Stated problem.
Go through the records and copy each line where the word "skin" occurs.
***** Data
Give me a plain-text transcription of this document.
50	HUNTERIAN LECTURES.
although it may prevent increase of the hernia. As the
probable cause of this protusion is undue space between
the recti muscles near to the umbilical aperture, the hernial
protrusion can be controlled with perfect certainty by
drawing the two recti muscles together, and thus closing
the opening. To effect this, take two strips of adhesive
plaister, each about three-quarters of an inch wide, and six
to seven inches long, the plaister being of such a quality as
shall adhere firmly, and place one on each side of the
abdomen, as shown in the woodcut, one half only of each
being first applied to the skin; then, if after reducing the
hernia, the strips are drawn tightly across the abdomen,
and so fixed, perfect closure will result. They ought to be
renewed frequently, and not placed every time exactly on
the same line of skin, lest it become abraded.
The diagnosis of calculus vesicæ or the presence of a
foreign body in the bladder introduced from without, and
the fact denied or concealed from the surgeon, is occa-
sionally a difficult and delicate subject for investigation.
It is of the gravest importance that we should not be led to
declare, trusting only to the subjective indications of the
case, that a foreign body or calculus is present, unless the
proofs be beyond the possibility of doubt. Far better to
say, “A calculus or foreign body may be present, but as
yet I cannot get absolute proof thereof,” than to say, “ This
**********
Result for this exercise.
being first applied to the skin; then, if after reducing the
the same line of skin, lest it become abraded.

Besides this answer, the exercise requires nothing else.